--- Aim of the task ---
Below are some records. Quote exactly the lines from the one that contains "Enumerate this screenshot's" through the last, both included, and leave out the pictures.

--- Records supplied ---

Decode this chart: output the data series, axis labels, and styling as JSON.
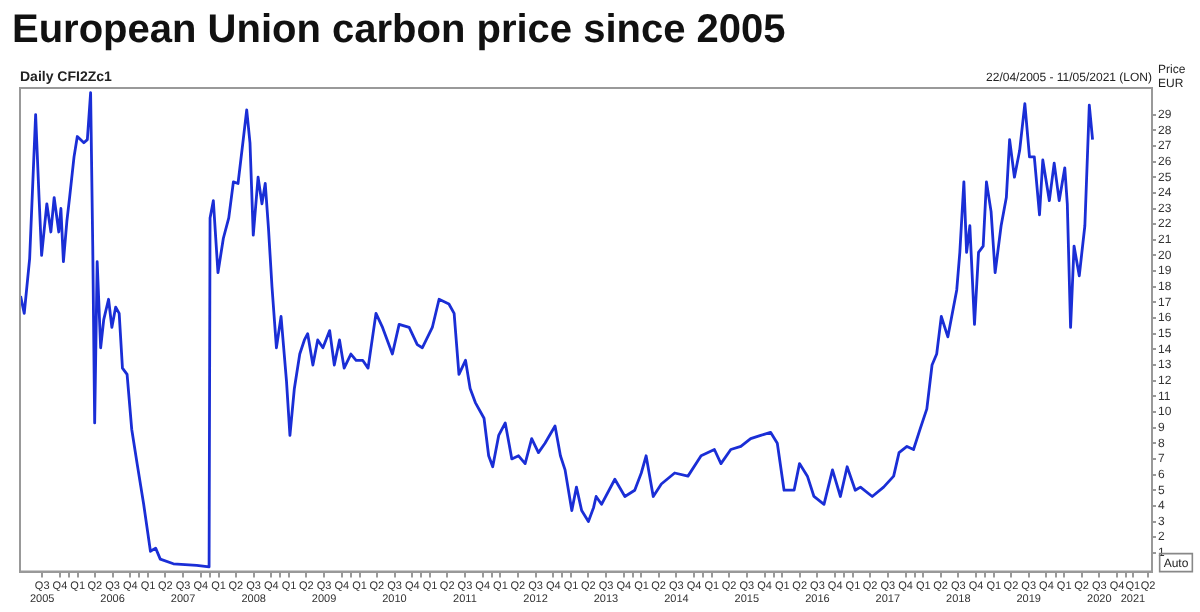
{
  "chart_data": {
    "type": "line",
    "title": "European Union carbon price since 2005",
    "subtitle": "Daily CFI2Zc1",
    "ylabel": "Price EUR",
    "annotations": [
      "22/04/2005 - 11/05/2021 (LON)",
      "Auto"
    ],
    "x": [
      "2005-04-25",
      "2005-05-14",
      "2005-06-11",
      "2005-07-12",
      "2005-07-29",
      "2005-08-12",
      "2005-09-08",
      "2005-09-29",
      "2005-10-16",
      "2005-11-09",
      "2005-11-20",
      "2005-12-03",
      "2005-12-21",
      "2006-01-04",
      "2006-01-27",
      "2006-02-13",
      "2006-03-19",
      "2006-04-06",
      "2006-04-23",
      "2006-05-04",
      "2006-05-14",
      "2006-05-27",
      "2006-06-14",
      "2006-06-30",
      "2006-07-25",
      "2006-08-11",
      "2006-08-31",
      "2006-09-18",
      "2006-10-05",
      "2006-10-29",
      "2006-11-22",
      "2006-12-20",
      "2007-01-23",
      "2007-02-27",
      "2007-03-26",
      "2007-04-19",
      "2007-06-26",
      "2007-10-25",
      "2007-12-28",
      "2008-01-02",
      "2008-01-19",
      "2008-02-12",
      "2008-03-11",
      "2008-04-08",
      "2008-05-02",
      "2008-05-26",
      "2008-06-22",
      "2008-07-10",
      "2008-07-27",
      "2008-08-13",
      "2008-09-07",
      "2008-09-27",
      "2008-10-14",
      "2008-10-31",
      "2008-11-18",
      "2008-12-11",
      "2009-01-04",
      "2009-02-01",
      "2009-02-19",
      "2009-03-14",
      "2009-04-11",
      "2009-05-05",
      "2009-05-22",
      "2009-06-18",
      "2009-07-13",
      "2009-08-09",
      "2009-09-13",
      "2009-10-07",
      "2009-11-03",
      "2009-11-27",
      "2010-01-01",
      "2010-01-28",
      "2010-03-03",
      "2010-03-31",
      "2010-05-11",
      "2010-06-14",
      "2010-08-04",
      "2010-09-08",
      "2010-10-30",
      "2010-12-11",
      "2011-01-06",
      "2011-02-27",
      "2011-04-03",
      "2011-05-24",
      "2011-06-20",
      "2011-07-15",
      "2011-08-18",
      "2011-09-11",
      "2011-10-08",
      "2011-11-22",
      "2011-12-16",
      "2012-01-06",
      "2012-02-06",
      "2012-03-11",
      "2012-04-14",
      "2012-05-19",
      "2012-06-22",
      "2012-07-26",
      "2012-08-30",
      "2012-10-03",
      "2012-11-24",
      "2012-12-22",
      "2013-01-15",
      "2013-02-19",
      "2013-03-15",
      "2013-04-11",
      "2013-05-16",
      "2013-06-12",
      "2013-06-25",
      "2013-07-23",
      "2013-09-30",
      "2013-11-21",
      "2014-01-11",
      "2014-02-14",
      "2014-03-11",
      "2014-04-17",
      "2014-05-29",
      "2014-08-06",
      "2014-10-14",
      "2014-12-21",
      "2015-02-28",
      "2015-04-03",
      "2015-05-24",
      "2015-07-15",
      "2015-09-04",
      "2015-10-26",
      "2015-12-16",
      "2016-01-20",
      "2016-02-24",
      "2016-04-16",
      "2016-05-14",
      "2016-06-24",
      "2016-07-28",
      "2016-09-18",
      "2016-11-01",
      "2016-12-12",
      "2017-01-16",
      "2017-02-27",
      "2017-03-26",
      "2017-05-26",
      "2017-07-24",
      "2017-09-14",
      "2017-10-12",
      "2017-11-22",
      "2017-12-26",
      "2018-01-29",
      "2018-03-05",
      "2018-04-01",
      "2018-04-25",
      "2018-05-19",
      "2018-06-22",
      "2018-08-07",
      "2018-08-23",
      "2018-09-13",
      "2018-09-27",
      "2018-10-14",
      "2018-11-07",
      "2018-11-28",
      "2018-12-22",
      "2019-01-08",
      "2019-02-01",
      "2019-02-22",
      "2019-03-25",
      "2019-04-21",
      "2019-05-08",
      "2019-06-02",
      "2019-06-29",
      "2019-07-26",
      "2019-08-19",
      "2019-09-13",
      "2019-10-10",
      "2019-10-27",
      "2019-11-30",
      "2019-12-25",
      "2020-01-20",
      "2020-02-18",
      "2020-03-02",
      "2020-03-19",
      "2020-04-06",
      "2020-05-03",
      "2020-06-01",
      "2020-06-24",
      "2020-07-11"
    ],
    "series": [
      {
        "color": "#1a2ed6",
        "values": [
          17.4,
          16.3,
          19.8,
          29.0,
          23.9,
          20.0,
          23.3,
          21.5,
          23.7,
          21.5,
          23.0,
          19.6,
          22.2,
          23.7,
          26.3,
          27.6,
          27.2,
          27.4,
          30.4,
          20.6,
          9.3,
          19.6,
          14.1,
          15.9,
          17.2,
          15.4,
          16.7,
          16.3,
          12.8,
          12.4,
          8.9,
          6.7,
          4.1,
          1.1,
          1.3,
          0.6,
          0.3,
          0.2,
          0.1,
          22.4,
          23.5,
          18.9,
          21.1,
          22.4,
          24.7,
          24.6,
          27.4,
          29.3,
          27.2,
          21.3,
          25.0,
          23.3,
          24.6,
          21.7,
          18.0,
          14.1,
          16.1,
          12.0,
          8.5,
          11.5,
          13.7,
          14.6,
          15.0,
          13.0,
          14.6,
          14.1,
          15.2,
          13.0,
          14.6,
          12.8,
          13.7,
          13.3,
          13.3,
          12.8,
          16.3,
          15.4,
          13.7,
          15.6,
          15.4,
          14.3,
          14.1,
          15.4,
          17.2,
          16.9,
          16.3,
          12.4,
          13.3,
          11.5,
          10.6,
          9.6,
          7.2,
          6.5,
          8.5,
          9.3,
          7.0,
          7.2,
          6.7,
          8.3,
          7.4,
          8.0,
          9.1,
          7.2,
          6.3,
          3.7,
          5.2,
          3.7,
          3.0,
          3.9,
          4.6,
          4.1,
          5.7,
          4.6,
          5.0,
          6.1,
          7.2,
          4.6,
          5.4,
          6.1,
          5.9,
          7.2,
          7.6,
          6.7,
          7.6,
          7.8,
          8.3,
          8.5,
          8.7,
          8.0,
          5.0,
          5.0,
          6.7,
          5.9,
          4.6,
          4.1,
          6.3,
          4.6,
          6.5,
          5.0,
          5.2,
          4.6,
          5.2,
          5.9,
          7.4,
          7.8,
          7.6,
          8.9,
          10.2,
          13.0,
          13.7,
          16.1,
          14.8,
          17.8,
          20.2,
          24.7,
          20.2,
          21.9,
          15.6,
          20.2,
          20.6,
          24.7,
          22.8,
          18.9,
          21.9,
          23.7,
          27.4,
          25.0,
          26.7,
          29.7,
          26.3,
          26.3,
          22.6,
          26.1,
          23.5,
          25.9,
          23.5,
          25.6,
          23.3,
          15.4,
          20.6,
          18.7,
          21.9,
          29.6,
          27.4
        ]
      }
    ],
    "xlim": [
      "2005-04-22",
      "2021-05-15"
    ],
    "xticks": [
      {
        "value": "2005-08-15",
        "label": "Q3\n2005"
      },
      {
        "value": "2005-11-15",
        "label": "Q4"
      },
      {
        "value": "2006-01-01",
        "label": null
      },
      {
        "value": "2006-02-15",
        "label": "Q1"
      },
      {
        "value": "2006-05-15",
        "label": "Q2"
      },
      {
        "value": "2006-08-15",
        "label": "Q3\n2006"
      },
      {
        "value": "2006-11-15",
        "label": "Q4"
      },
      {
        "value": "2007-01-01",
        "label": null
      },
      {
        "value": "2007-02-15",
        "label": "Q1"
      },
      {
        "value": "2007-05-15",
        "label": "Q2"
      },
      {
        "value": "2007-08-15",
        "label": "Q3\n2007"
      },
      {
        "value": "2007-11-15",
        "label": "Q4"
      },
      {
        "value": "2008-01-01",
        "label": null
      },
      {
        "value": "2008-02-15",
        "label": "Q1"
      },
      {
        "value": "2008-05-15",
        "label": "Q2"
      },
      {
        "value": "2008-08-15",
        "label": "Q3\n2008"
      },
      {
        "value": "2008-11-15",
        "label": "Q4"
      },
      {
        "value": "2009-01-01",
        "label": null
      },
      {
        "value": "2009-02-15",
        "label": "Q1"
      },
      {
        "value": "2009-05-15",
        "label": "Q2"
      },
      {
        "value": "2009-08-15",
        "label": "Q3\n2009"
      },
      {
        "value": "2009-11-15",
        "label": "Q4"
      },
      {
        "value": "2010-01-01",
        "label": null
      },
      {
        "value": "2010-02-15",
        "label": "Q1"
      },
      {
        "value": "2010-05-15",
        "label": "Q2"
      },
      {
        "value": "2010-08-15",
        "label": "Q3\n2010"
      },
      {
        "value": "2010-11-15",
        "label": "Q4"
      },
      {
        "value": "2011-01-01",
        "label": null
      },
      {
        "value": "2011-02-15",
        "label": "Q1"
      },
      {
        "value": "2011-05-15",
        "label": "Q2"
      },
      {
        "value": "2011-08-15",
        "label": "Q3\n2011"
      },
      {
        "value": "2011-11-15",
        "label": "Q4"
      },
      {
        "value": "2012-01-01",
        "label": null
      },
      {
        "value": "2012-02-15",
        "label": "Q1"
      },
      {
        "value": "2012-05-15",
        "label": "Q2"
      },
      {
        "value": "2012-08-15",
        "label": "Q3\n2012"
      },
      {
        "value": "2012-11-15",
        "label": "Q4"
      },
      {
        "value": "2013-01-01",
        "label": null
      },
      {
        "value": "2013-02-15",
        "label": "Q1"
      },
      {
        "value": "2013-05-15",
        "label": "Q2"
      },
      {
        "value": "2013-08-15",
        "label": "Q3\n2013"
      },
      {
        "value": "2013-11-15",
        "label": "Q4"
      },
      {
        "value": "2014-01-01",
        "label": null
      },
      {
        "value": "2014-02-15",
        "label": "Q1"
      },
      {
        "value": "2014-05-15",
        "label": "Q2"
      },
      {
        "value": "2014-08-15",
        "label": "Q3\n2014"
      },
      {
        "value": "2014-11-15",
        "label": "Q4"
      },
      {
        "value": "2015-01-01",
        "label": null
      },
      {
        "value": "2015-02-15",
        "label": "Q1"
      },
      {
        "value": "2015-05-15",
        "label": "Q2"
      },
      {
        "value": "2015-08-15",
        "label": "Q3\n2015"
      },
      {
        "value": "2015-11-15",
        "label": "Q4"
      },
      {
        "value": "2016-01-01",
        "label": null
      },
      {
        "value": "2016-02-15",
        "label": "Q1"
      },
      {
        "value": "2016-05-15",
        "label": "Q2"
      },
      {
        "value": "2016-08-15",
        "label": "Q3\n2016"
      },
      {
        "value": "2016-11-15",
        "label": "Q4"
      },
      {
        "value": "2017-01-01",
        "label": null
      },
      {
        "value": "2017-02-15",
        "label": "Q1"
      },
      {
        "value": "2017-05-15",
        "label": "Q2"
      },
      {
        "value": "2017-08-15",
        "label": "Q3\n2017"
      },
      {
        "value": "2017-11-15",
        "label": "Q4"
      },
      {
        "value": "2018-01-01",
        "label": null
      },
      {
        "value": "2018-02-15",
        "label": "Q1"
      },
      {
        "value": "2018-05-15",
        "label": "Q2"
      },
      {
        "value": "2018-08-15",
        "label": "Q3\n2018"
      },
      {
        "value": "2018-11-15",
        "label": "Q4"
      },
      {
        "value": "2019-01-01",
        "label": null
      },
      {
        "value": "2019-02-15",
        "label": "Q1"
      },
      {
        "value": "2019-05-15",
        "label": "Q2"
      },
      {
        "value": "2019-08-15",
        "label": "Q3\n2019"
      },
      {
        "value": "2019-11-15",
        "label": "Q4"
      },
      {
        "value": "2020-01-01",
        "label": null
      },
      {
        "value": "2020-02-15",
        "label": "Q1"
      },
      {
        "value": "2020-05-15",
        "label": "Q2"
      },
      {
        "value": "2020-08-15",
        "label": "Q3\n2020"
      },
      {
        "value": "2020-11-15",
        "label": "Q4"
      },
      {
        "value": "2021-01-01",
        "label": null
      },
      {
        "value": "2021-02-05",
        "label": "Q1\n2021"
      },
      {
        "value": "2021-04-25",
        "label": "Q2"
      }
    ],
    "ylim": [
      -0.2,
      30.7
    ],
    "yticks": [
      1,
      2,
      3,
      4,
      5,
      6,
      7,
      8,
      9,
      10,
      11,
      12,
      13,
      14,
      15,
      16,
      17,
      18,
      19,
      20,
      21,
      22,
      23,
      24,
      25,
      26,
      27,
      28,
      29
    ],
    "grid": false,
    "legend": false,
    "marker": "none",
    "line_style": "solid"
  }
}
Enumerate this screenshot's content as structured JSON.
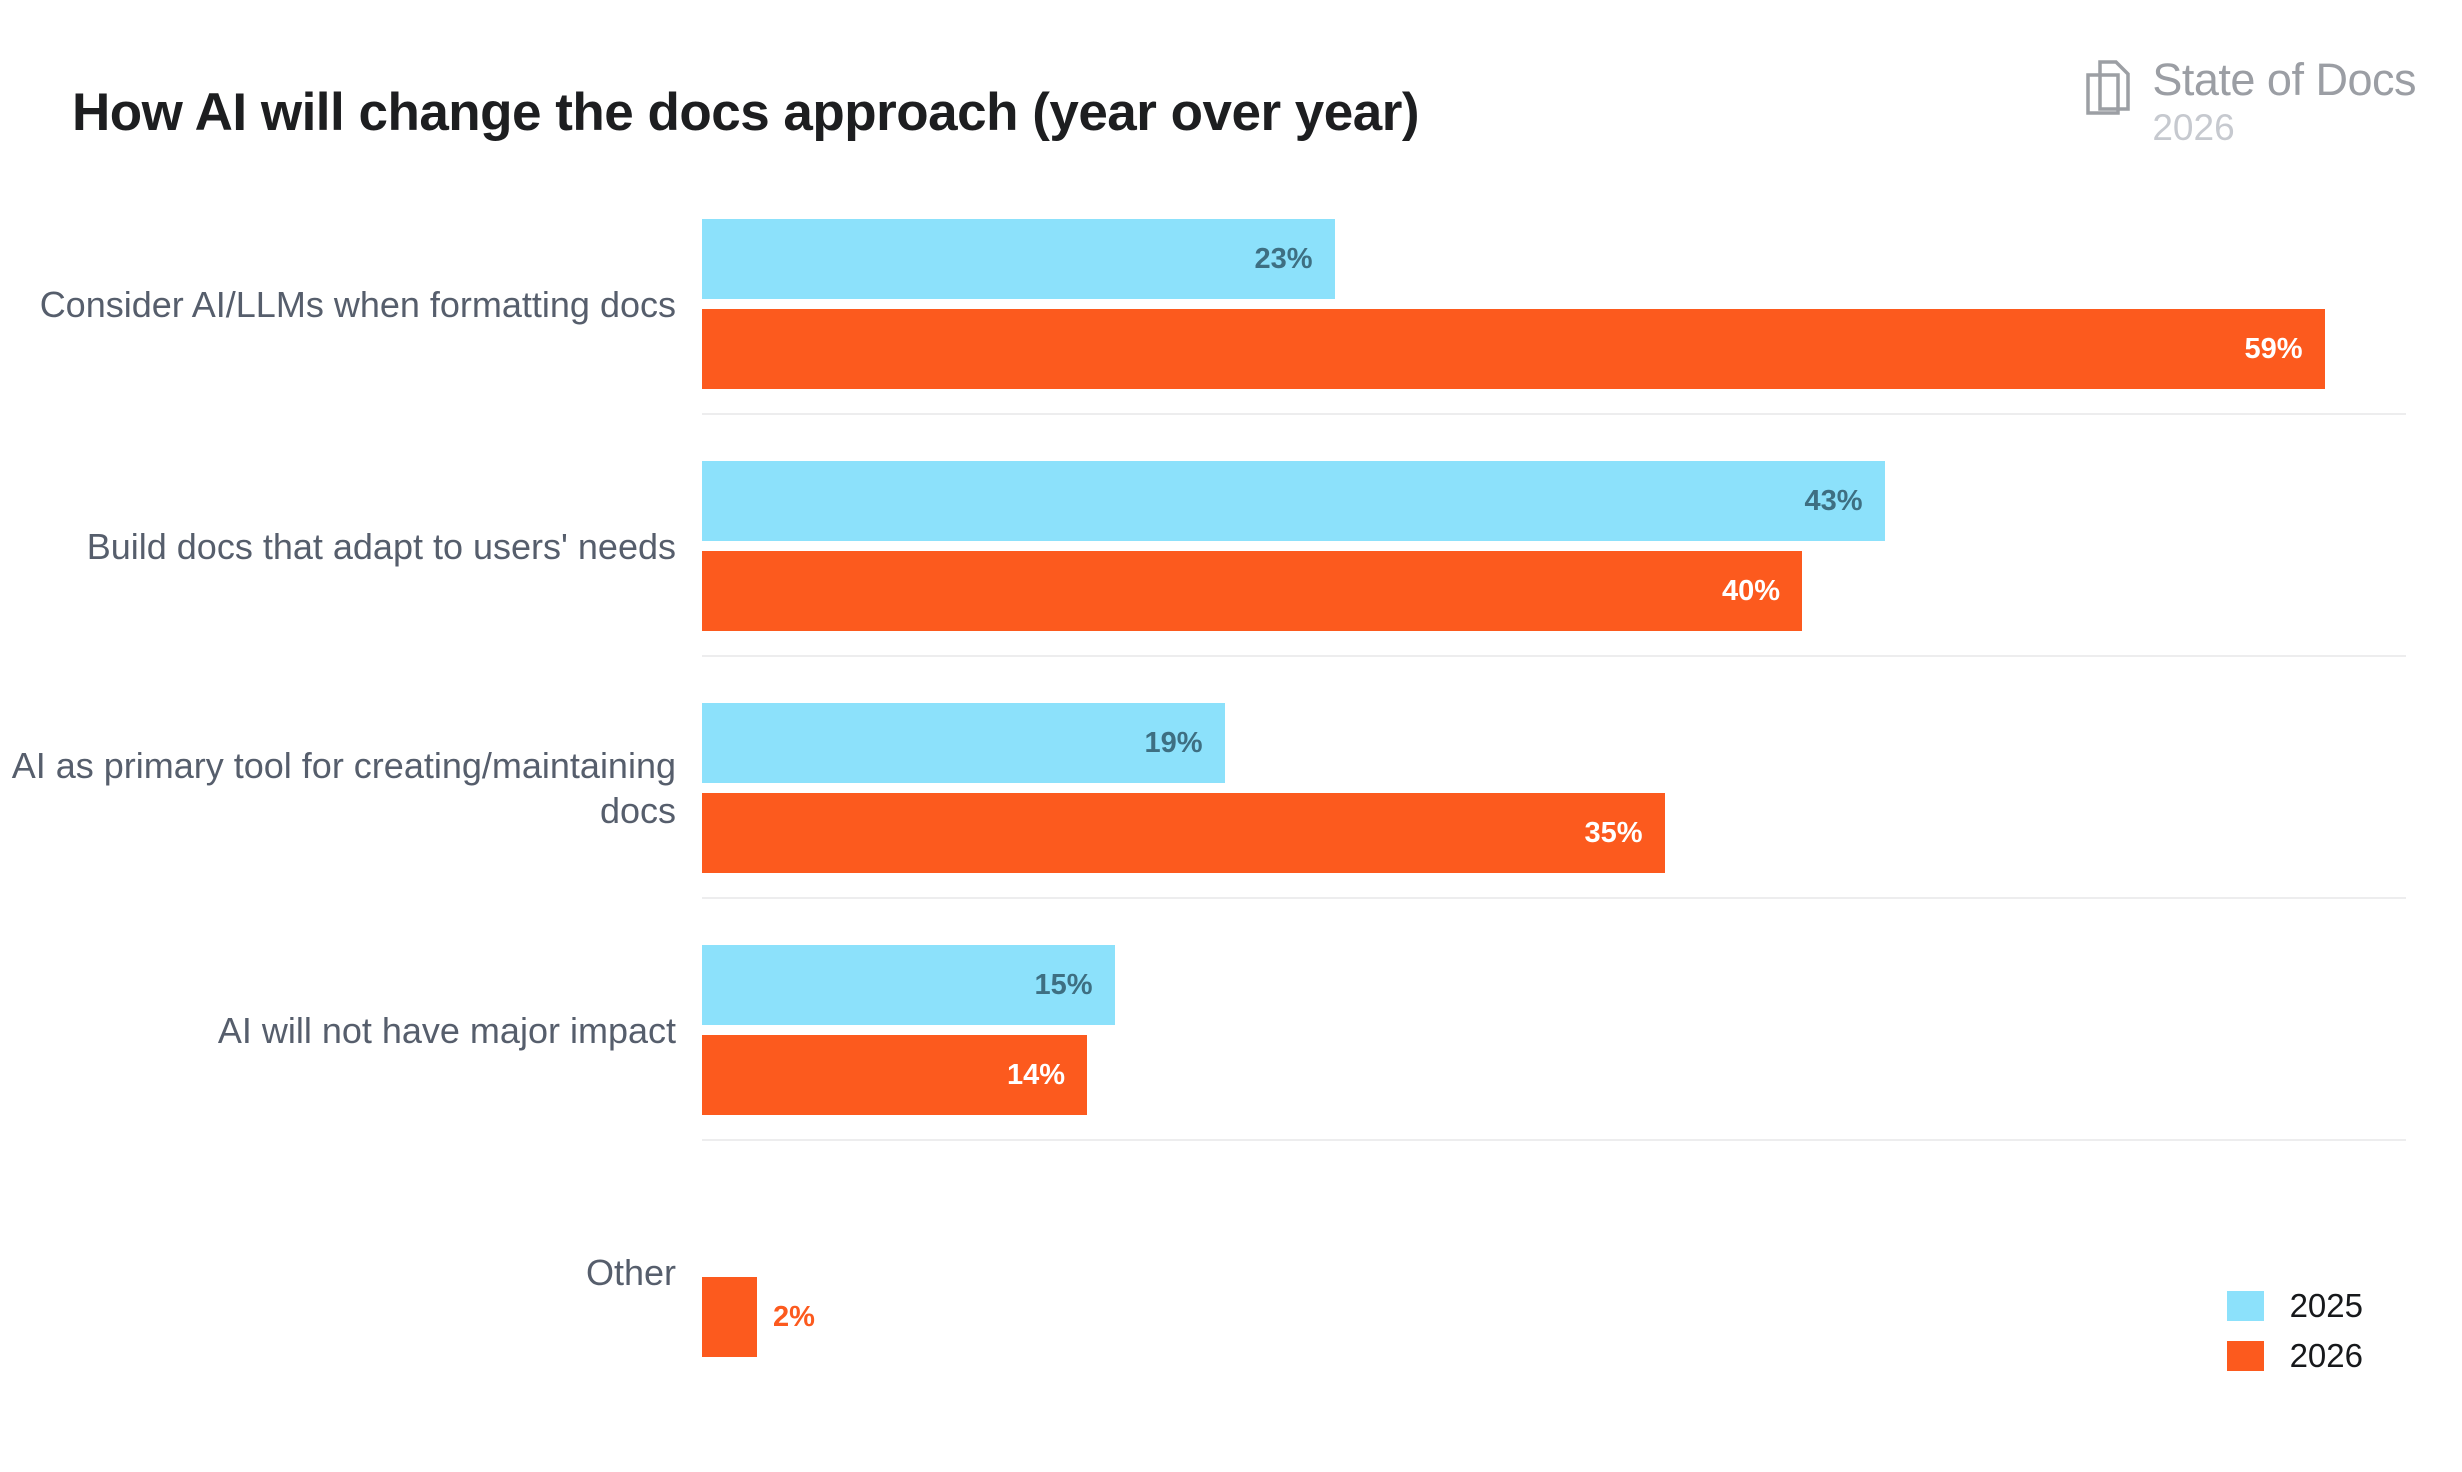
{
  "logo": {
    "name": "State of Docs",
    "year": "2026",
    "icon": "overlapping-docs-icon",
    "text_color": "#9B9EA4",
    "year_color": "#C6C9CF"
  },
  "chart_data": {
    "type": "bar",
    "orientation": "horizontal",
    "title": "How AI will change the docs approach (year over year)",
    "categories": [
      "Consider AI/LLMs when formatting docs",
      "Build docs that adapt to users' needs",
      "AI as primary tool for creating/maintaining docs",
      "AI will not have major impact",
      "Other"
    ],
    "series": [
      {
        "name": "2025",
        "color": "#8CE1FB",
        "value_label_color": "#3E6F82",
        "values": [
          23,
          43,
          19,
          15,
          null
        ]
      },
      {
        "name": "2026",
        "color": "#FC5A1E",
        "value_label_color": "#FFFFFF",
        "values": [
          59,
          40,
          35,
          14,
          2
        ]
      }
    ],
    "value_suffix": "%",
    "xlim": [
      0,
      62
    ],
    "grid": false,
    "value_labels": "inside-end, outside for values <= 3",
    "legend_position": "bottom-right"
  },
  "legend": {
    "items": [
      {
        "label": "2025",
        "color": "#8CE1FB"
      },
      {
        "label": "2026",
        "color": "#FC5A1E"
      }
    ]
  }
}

--- Full answer ---
Enumerate this screenshot's content as structured JSON.
{
  "logo": {
    "name": "State of Docs",
    "year": "2026",
    "icon": "overlapping-docs-icon",
    "text_color": "#9B9EA4",
    "year_color": "#C6C9CF"
  },
  "chart_data": {
    "type": "bar",
    "orientation": "horizontal",
    "title": "How AI will change the docs approach (year over year)",
    "categories": [
      "Consider AI/LLMs when formatting docs",
      "Build docs that adapt to users' needs",
      "AI as primary tool for creating/maintaining docs",
      "AI will not have major impact",
      "Other"
    ],
    "series": [
      {
        "name": "2025",
        "color": "#8CE1FB",
        "value_label_color": "#3E6F82",
        "values": [
          23,
          43,
          19,
          15,
          null
        ]
      },
      {
        "name": "2026",
        "color": "#FC5A1E",
        "value_label_color": "#FFFFFF",
        "values": [
          59,
          40,
          35,
          14,
          2
        ]
      }
    ],
    "value_suffix": "%",
    "xlim": [
      0,
      62
    ],
    "grid": false,
    "value_labels": "inside-end, outside for values <= 3",
    "legend_position": "bottom-right"
  },
  "legend": {
    "items": [
      {
        "label": "2025",
        "color": "#8CE1FB"
      },
      {
        "label": "2026",
        "color": "#FC5A1E"
      }
    ]
  }
}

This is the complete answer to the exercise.